§ Problem requirements
Every entry should be repeated exactly. Omit the pictures.

§ Recorded data
════════════════════

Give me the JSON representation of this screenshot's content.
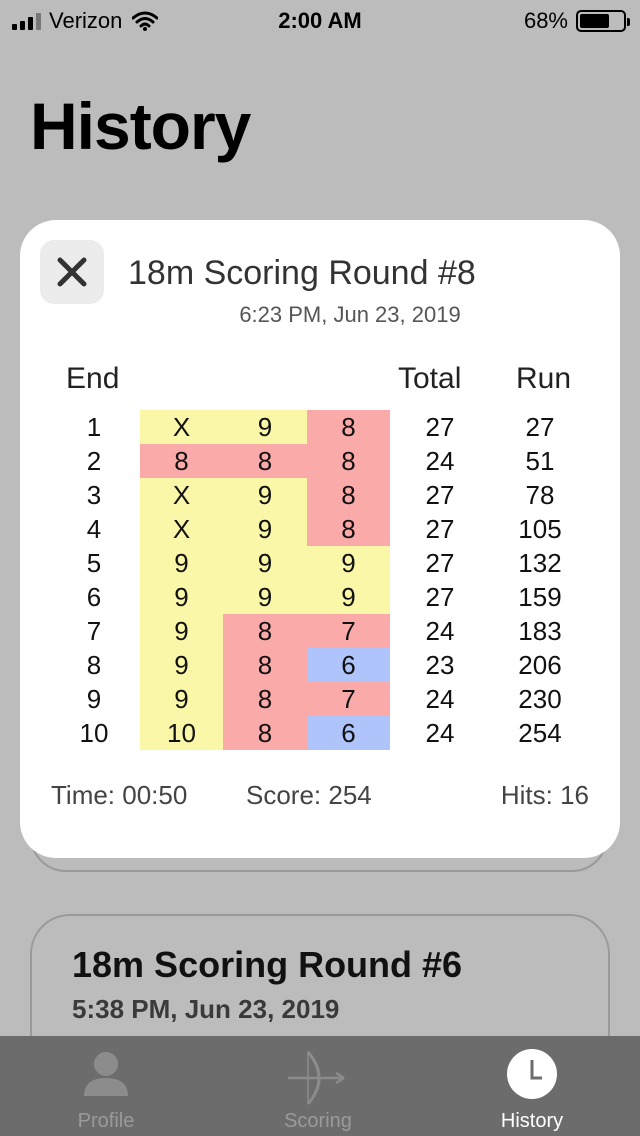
{
  "status_bar": {
    "carrier": "Verizon",
    "time": "2:00 AM",
    "battery_percent": "68%",
    "battery_level": 0.68
  },
  "page": {
    "title": "History"
  },
  "modal": {
    "title": "18m Scoring Round #8",
    "date": "6:23 PM, Jun 23, 2019",
    "headers": {
      "end": "End",
      "total": "Total",
      "run": "Run"
    },
    "colors": {
      "gold": "#fbf7a8",
      "red": "#fbaaaa",
      "blue": "#afc4fb"
    },
    "ends": [
      {
        "end": "1",
        "arrows": [
          "X",
          "9",
          "8"
        ],
        "zones": [
          "gold",
          "gold",
          "red"
        ],
        "total": "27",
        "run": "27"
      },
      {
        "end": "2",
        "arrows": [
          "8",
          "8",
          "8"
        ],
        "zones": [
          "red",
          "red",
          "red"
        ],
        "total": "24",
        "run": "51"
      },
      {
        "end": "3",
        "arrows": [
          "X",
          "9",
          "8"
        ],
        "zones": [
          "gold",
          "gold",
          "red"
        ],
        "total": "27",
        "run": "78"
      },
      {
        "end": "4",
        "arrows": [
          "X",
          "9",
          "8"
        ],
        "zones": [
          "gold",
          "gold",
          "red"
        ],
        "total": "27",
        "run": "105"
      },
      {
        "end": "5",
        "arrows": [
          "9",
          "9",
          "9"
        ],
        "zones": [
          "gold",
          "gold",
          "gold"
        ],
        "total": "27",
        "run": "132"
      },
      {
        "end": "6",
        "arrows": [
          "9",
          "9",
          "9"
        ],
        "zones": [
          "gold",
          "gold",
          "gold"
        ],
        "total": "27",
        "run": "159"
      },
      {
        "end": "7",
        "arrows": [
          "9",
          "8",
          "7"
        ],
        "zones": [
          "gold",
          "red",
          "red"
        ],
        "total": "24",
        "run": "183"
      },
      {
        "end": "8",
        "arrows": [
          "9",
          "8",
          "6"
        ],
        "zones": [
          "gold",
          "red",
          "blue"
        ],
        "total": "23",
        "run": "206"
      },
      {
        "end": "9",
        "arrows": [
          "9",
          "8",
          "7"
        ],
        "zones": [
          "gold",
          "red",
          "red"
        ],
        "total": "24",
        "run": "230"
      },
      {
        "end": "10",
        "arrows": [
          "10",
          "8",
          "6"
        ],
        "zones": [
          "gold",
          "red",
          "blue"
        ],
        "total": "24",
        "run": "254"
      }
    ],
    "footer": {
      "time": "Time: 00:50",
      "score": "Score: 254",
      "hits": "Hits: 16"
    }
  },
  "history_items": [
    {
      "title": "18m Scoring Round #6",
      "date": "5:38 PM, Jun 23, 2019"
    }
  ],
  "tab_bar": {
    "tabs": [
      {
        "label": "Profile",
        "icon": "person-icon",
        "active": false
      },
      {
        "label": "Scoring",
        "icon": "bow-arrow-icon",
        "active": false
      },
      {
        "label": "History",
        "icon": "clock-icon",
        "active": true
      }
    ]
  }
}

════════════════════

§ Output
Give me the JSON representation of this screenshot's content.
{
  "status_bar": {
    "carrier": "Verizon",
    "time": "2:00 AM",
    "battery_percent": "68%",
    "battery_level": 0.68
  },
  "page": {
    "title": "History"
  },
  "modal": {
    "title": "18m Scoring Round #8",
    "date": "6:23 PM, Jun 23, 2019",
    "headers": {
      "end": "End",
      "total": "Total",
      "run": "Run"
    },
    "colors": {
      "gold": "#fbf7a8",
      "red": "#fbaaaa",
      "blue": "#afc4fb"
    },
    "ends": [
      {
        "end": "1",
        "arrows": [
          "X",
          "9",
          "8"
        ],
        "zones": [
          "gold",
          "gold",
          "red"
        ],
        "total": "27",
        "run": "27"
      },
      {
        "end": "2",
        "arrows": [
          "8",
          "8",
          "8"
        ],
        "zones": [
          "red",
          "red",
          "red"
        ],
        "total": "24",
        "run": "51"
      },
      {
        "end": "3",
        "arrows": [
          "X",
          "9",
          "8"
        ],
        "zones": [
          "gold",
          "gold",
          "red"
        ],
        "total": "27",
        "run": "78"
      },
      {
        "end": "4",
        "arrows": [
          "X",
          "9",
          "8"
        ],
        "zones": [
          "gold",
          "gold",
          "red"
        ],
        "total": "27",
        "run": "105"
      },
      {
        "end": "5",
        "arrows": [
          "9",
          "9",
          "9"
        ],
        "zones": [
          "gold",
          "gold",
          "gold"
        ],
        "total": "27",
        "run": "132"
      },
      {
        "end": "6",
        "arrows": [
          "9",
          "9",
          "9"
        ],
        "zones": [
          "gold",
          "gold",
          "gold"
        ],
        "total": "27",
        "run": "159"
      },
      {
        "end": "7",
        "arrows": [
          "9",
          "8",
          "7"
        ],
        "zones": [
          "gold",
          "red",
          "red"
        ],
        "total": "24",
        "run": "183"
      },
      {
        "end": "8",
        "arrows": [
          "9",
          "8",
          "6"
        ],
        "zones": [
          "gold",
          "red",
          "blue"
        ],
        "total": "23",
        "run": "206"
      },
      {
        "end": "9",
        "arrows": [
          "9",
          "8",
          "7"
        ],
        "zones": [
          "gold",
          "red",
          "red"
        ],
        "total": "24",
        "run": "230"
      },
      {
        "end": "10",
        "arrows": [
          "10",
          "8",
          "6"
        ],
        "zones": [
          "gold",
          "red",
          "blue"
        ],
        "total": "24",
        "run": "254"
      }
    ],
    "footer": {
      "time": "Time: 00:50",
      "score": "Score: 254",
      "hits": "Hits: 16"
    }
  },
  "history_items": [
    {
      "title": "18m Scoring Round #6",
      "date": "5:38 PM, Jun 23, 2019"
    }
  ],
  "tab_bar": {
    "tabs": [
      {
        "label": "Profile",
        "icon": "person-icon",
        "active": false
      },
      {
        "label": "Scoring",
        "icon": "bow-arrow-icon",
        "active": false
      },
      {
        "label": "History",
        "icon": "clock-icon",
        "active": true
      }
    ]
  }
}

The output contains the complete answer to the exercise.